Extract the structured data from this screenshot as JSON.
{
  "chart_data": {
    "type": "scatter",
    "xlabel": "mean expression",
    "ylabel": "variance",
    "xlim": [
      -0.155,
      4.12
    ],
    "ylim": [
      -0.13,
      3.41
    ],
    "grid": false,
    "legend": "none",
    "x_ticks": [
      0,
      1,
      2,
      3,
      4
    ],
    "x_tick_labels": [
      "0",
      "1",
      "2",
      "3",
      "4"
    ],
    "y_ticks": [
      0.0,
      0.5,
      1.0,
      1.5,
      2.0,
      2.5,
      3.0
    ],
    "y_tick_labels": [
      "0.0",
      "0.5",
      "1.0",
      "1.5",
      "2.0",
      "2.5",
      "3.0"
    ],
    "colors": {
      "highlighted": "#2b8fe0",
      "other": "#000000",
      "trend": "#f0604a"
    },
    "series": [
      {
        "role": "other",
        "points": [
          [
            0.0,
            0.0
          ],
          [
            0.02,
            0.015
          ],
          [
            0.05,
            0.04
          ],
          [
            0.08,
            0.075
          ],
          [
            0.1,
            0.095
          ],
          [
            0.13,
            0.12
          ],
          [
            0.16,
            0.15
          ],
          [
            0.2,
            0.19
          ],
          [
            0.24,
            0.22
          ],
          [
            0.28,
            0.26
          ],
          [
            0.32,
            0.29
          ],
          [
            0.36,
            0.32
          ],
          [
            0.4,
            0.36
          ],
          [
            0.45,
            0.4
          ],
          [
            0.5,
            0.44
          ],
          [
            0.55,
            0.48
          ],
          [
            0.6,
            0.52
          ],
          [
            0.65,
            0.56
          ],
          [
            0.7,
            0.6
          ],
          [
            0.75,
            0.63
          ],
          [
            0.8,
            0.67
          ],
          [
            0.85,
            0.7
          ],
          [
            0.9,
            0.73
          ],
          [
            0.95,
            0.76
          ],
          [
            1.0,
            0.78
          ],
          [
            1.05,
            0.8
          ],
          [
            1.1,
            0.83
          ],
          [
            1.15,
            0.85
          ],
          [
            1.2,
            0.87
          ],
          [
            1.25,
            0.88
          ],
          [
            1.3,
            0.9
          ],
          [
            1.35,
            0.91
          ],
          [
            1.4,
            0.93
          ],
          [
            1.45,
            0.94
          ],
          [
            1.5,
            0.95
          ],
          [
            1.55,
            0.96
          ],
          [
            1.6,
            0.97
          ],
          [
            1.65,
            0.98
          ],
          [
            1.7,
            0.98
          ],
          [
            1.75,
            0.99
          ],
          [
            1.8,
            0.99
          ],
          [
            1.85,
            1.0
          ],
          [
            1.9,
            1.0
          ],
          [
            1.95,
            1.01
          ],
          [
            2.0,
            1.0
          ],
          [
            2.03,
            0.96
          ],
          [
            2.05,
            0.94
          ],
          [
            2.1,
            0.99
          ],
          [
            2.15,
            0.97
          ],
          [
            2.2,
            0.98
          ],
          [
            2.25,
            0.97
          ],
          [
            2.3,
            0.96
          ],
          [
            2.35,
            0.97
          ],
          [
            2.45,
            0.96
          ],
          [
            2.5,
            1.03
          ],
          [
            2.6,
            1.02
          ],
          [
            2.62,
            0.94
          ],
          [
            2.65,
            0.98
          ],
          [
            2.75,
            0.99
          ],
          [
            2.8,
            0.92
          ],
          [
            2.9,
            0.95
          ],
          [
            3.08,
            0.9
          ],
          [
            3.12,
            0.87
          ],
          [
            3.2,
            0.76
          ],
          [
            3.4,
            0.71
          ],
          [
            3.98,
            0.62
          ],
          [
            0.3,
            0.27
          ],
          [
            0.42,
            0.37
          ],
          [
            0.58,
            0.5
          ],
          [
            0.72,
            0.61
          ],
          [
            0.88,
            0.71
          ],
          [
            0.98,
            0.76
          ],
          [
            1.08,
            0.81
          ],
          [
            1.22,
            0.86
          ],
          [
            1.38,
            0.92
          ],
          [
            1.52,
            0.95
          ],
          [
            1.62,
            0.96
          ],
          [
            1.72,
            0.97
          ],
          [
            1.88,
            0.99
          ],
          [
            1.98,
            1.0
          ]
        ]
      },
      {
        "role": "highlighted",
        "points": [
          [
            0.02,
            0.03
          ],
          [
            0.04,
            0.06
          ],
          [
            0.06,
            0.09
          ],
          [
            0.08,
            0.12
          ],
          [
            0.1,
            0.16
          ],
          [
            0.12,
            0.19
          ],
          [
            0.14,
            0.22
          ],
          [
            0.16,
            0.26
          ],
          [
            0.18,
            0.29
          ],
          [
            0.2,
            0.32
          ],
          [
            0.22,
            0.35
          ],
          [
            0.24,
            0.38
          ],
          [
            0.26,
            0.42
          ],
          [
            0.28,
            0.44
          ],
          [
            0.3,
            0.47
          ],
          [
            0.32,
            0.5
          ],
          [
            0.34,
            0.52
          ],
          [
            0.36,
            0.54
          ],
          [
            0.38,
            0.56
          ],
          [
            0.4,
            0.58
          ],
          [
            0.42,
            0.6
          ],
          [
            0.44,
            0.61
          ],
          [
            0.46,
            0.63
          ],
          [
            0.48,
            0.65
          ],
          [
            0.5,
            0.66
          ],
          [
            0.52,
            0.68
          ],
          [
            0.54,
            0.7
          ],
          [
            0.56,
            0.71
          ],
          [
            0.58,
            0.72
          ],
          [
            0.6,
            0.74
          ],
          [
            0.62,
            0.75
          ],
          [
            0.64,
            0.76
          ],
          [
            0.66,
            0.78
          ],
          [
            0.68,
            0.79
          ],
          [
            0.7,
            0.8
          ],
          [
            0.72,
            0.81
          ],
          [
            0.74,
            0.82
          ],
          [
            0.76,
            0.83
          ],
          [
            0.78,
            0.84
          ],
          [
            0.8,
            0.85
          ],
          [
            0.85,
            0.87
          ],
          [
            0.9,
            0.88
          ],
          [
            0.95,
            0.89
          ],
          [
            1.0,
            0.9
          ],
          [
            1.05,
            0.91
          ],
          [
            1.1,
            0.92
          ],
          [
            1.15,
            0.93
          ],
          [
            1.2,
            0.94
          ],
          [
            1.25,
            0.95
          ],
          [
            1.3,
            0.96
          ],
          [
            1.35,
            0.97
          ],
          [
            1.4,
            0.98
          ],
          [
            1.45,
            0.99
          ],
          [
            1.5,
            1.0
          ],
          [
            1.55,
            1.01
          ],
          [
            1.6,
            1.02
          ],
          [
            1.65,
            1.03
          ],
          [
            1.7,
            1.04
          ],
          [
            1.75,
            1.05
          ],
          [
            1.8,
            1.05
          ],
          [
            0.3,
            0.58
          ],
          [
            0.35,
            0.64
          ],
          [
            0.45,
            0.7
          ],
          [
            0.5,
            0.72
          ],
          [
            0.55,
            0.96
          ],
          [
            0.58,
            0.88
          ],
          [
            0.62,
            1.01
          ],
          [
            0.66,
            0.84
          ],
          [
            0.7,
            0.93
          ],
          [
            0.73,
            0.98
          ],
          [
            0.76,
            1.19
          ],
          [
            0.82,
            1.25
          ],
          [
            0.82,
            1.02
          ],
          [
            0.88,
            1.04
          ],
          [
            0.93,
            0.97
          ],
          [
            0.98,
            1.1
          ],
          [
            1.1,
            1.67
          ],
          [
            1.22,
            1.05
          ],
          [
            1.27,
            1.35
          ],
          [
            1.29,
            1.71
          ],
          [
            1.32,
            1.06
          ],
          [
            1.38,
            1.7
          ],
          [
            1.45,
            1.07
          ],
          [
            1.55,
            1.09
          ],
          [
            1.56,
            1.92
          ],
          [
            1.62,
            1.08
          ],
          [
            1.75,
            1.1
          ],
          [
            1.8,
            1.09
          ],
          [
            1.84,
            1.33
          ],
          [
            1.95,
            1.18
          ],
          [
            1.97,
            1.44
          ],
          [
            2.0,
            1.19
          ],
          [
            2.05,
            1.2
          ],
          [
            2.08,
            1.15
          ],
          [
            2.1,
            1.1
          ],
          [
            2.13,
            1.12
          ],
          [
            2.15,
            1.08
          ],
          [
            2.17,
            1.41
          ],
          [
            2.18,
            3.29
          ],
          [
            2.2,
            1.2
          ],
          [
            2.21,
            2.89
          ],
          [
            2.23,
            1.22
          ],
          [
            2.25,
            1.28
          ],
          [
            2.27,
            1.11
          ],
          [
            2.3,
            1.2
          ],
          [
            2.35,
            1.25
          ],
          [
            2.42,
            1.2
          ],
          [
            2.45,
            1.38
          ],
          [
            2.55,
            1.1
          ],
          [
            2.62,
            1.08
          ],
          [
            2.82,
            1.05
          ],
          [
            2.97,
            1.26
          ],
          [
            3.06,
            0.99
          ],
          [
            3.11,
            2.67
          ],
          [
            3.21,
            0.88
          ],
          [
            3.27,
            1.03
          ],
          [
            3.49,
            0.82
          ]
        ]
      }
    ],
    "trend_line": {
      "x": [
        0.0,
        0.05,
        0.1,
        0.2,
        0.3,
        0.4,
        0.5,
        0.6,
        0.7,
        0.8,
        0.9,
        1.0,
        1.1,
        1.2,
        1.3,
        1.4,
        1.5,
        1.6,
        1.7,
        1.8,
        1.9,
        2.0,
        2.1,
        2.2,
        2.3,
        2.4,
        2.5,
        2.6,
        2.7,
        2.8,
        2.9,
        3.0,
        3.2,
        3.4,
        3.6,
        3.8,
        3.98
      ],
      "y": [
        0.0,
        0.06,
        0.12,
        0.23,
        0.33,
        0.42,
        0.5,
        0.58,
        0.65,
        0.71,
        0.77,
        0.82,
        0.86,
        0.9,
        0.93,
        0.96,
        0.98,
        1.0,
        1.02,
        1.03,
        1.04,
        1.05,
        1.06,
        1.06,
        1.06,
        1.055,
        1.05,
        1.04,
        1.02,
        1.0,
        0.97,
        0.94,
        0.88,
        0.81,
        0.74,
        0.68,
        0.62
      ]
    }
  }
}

____

TASK REQUIREMENTS. Gather, from the listing above, every line carrying the word "highlighted".

FULL ANSWER.
      "highlighted": "#2b8fe0",
        "role": "highlighted",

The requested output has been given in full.